* Material to process:
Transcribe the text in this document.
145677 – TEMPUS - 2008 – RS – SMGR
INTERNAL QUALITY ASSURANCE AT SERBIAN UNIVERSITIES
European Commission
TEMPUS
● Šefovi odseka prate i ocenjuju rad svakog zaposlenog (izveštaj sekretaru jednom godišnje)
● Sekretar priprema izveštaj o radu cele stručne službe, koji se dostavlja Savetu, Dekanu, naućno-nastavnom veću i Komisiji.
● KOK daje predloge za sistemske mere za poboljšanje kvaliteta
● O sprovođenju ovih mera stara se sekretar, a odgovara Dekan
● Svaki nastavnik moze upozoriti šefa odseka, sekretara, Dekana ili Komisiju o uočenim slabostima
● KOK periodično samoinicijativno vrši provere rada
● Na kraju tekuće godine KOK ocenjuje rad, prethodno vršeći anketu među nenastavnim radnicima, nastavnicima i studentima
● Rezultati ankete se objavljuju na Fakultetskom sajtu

* What needs to be done:
Only the number is wanted: how many lines in the data include the string "izveštaj"?

* Written solution:
2